▶ _OBJETIVO A_:
Devolva sem nenhuma alteração as linhas fornecidas, desde a primeira até a que contém "y-tick-label: −1.0 <box>108 687 159 717</box>", incluindo as duas extremidades.

☆ ☆ ☆ ☆ ☆

Da Devastação de Nossas Florestas e Lavouras
Passou perto, diriam os ambientalistas, com respeito à recente frustração na votação do Novo Código Florestal. Mas, enquanto muitos comemoram o adiamento da discussão, com aquela velha e conhecida ilusão brasileira de “vamos deixar para depois, que tudo acaba se resolvendo”, não percebemos a dimensão bem maior da devastação. Não estou falando da devastação de nossas florestas, cerrados, manguezais etc., que aparece mais claramente, durante a discussão dos impasses políticos da reforma. Refiro-me, em sentido mais amplo, ao país, de modo geral, que vem sendo devastado em sua infra-estrutura e sua economia, ao sabor da motosserra do populismo e da ineficiência que com ele se impõe.

☆ ☆ ☆ ☆ ☆

▶ _OBJETIVO B_:
Reescreva de forma mais breve o parágrafo do trecho que começa com "Passou perto", preservando seus fatos principais.

▶ _LINHAS FORNECIDAS_:
☆ ☆ ☆ ☆ ☆

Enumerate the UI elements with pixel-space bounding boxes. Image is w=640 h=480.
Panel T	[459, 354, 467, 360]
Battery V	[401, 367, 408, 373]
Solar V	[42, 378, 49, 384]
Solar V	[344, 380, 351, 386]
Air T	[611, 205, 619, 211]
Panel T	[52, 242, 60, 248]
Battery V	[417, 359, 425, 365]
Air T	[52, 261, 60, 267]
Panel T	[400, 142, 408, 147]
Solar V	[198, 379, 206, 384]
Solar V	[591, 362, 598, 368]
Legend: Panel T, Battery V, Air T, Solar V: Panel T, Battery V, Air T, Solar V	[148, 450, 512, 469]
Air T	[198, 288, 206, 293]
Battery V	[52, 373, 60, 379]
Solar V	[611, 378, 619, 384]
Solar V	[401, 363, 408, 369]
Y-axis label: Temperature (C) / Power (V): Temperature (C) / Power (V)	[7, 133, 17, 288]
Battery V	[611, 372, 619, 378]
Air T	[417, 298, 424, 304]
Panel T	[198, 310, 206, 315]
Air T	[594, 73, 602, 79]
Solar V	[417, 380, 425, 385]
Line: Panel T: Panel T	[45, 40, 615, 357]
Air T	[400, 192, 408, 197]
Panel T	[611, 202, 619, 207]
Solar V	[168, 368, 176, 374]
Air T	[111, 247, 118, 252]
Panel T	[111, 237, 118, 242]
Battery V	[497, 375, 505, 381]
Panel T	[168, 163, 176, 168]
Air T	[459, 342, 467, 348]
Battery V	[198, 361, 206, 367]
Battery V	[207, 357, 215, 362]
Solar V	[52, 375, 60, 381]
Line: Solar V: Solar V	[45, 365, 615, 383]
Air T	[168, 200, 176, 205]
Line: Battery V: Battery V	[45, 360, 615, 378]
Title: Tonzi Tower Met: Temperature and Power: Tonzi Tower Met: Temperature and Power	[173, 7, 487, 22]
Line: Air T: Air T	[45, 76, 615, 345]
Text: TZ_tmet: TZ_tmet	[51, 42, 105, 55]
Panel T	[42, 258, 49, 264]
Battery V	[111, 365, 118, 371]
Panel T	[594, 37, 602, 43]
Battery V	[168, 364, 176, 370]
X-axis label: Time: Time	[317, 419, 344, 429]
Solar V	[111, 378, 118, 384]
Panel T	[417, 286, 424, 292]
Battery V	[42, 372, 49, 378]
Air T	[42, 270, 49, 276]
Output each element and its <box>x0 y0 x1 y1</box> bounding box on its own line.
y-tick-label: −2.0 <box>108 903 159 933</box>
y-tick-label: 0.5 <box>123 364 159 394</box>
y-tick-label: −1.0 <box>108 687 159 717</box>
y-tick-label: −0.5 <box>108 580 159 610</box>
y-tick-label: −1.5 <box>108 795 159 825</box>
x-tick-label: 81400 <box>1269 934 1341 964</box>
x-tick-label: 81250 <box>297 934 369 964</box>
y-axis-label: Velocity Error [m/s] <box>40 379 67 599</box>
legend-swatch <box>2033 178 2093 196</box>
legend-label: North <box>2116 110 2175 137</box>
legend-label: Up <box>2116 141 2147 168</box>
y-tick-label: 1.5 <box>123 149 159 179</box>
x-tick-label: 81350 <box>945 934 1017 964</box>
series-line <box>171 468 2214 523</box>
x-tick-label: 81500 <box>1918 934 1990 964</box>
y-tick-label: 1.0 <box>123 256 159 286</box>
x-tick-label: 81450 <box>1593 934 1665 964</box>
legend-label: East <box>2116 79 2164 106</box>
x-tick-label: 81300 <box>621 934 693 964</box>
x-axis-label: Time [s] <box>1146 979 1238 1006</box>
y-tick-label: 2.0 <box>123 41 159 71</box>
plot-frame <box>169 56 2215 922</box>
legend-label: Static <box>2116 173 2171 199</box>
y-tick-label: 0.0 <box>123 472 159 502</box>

☆ ☆ ☆ ☆ ☆

▶ _RESPOSTA CORRETA A_:
Enumerate the UI elements with pixel-space bounding boxes. Image is w=640 h=480.
Panel T	[459, 354, 467, 360]
Battery V	[401, 367, 408, 373]
Solar V	[42, 378, 49, 384]
Solar V	[344, 380, 351, 386]
Air T	[611, 205, 619, 211]
Panel T	[52, 242, 60, 248]
Battery V	[417, 359, 425, 365]
Air T	[52, 261, 60, 267]
Panel T	[400, 142, 408, 147]
Solar V	[198, 379, 206, 384]
Solar V	[591, 362, 598, 368]
Legend: Panel T, Battery V, Air T, Solar V: Panel T, Battery V, Air T, Solar V	[148, 450, 512, 469]
Air T	[198, 288, 206, 293]
Battery V	[52, 373, 60, 379]
Solar V	[611, 378, 619, 384]
Solar V	[401, 363, 408, 369]
Y-axis label: Temperature (C) / Power (V): Temperature (C) / Power (V)	[7, 133, 17, 288]
Battery V	[611, 372, 619, 378]
Air T	[417, 298, 424, 304]
Panel T	[198, 310, 206, 315]
Air T	[594, 73, 602, 79]
Solar V	[417, 380, 425, 385]
Line: Panel T: Panel T	[45, 40, 615, 357]
Air T	[400, 192, 408, 197]
Panel T	[611, 202, 619, 207]
Solar V	[168, 368, 176, 374]
Air T	[111, 247, 118, 252]
Panel T	[111, 237, 118, 242]
Battery V	[497, 375, 505, 381]
Panel T	[168, 163, 176, 168]
Air T	[459, 342, 467, 348]
Battery V	[198, 361, 206, 367]
Battery V	[207, 357, 215, 362]
Solar V	[52, 375, 60, 381]
Line: Solar V: Solar V	[45, 365, 615, 383]
Air T	[168, 200, 176, 205]
Line: Battery V: Battery V	[45, 360, 615, 378]
Title: Tonzi Tower Met: Temperature and Power: Tonzi Tower Met: Temperature and Power	[173, 7, 487, 22]
Line: Air T: Air T	[45, 76, 615, 345]
Text: TZ_tmet: TZ_tmet	[51, 42, 105, 55]
Panel T	[42, 258, 49, 264]
Battery V	[111, 365, 118, 371]
Panel T	[594, 37, 602, 43]
Battery V	[168, 364, 176, 370]
X-axis label: Time: Time	[317, 419, 344, 429]
Solar V	[111, 378, 118, 384]
Panel T	[417, 286, 424, 292]
Battery V	[42, 372, 49, 378]
Air T	[42, 270, 49, 276]
Output each element and its <box>x0 y0 x1 y1</box> bounding box on its own line.
y-tick-label: −2.0 <box>108 903 159 933</box>
y-tick-label: 0.5 <box>123 364 159 394</box>
y-tick-label: −1.0 <box>108 687 159 717</box>

▶ _RESPOSTA CORRETA B_:
"Passou perto", diriam os ambientalistas sobre a recente frustração na votação do Novo Código Florestal. Muitos comemoram o adiamento com a velha ilusão brasileira de que tudo se resolve depois, sem perceber uma devastação maior. Essa devastação não é apenas a de florestas, cerrados e manguezais, mais visível nos impasses políticos da reforma. É a do país como um todo, cuja infra-estrutura e economia vêm sendo devastadas pela motosserra do populismo e da ineficiência que o acompanha.